(Records from a dataset)
|---|

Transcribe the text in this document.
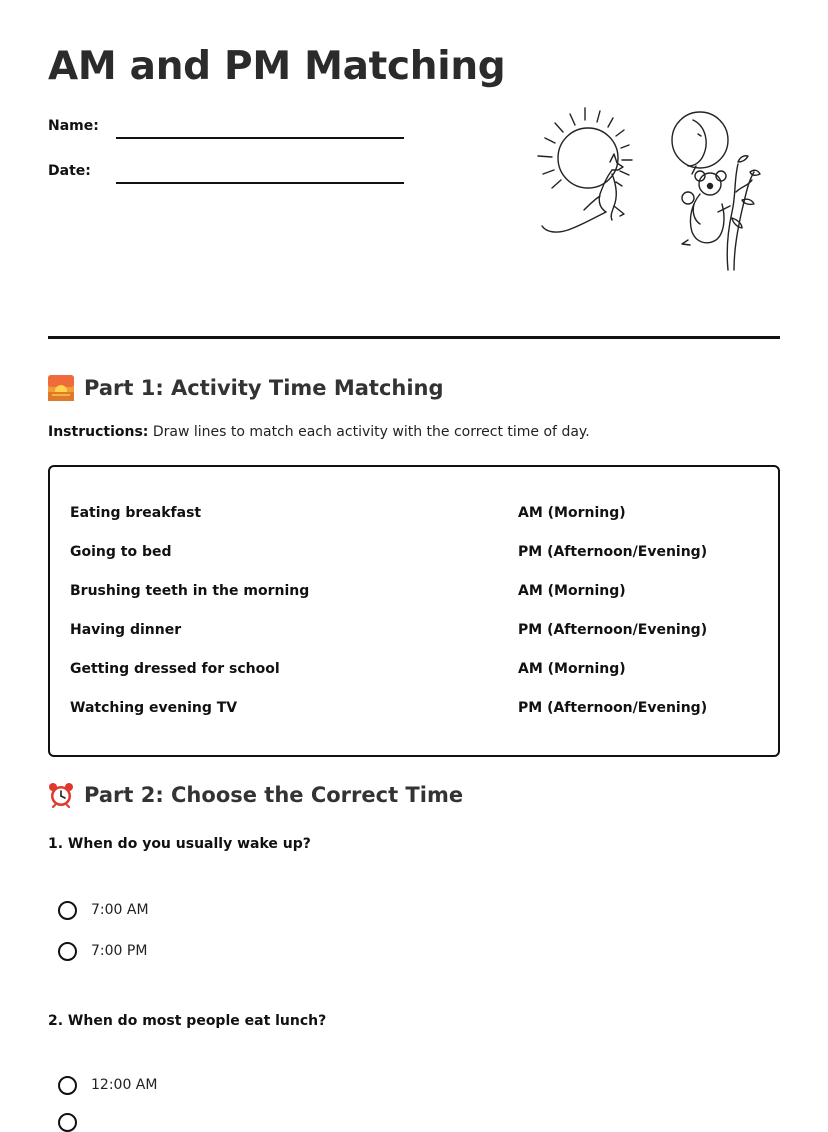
AM and PM Matching
Name:
Date:
Part 1: Activity Time Matching
Instructions: Draw lines to match each activity with the correct time of day.
Eating breakfast	AM (Morning)
Going to bed	PM (Afternoon/Evening)
Brushing teeth in the morning	AM (Morning)
Having dinner	PM (Afternoon/Evening)
Getting dressed for school	AM (Morning)
Watching evening TV	PM (Afternoon/Evening)
Part 2: Choose the Correct Time
1. When do you usually wake up?
7:00 AM
7:00 PM
2. When do most people eat lunch?
12:00 AM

|---|

In the records above, how many lines contain the string "Matching"? State that number only.

2